State how many lines include "voltage", giving the number by itself.

*Provided information*:
-- Start --
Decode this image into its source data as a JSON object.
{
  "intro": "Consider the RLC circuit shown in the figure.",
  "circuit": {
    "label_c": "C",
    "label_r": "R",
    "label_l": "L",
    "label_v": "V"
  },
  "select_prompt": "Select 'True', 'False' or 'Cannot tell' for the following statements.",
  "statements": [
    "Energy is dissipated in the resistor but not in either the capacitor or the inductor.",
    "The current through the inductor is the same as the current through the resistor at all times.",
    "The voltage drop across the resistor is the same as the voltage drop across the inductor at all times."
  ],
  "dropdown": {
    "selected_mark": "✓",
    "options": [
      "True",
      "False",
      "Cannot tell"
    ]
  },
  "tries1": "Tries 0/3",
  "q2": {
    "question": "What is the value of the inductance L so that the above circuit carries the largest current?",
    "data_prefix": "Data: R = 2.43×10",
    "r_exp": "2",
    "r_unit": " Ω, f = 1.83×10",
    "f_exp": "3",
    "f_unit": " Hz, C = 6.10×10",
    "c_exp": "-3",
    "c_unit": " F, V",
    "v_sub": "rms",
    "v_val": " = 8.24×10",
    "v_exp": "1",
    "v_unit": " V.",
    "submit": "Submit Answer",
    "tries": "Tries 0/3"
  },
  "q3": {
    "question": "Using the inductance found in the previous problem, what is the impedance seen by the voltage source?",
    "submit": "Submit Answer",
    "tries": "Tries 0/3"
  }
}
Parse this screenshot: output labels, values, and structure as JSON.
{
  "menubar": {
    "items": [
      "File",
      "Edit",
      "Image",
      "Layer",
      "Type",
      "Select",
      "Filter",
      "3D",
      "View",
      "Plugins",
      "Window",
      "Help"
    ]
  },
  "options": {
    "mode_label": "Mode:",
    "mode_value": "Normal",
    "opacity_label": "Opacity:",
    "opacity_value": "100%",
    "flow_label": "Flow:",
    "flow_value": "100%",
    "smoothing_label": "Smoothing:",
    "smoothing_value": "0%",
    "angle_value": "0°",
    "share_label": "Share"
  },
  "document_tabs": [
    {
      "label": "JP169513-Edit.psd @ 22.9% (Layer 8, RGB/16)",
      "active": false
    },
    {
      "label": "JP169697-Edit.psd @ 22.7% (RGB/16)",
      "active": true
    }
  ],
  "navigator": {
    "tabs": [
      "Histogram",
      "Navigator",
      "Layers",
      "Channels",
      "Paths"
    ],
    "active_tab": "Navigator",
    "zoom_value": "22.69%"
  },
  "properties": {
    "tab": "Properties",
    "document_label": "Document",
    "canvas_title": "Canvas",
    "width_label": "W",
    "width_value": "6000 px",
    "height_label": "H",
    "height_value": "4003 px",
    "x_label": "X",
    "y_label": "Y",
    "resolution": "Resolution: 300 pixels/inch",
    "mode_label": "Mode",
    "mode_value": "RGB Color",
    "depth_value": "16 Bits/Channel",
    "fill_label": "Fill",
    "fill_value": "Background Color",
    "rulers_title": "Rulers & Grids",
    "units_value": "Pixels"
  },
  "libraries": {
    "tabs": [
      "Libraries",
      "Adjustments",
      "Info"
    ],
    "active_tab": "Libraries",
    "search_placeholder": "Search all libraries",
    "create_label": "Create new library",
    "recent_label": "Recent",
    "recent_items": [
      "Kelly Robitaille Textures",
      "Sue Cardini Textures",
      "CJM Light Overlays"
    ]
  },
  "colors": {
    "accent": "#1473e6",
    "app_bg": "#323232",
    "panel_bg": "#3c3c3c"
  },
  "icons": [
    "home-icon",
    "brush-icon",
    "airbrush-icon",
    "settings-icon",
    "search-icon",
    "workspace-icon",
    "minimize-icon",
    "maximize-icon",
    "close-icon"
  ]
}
-- End --
*Complete response*:
2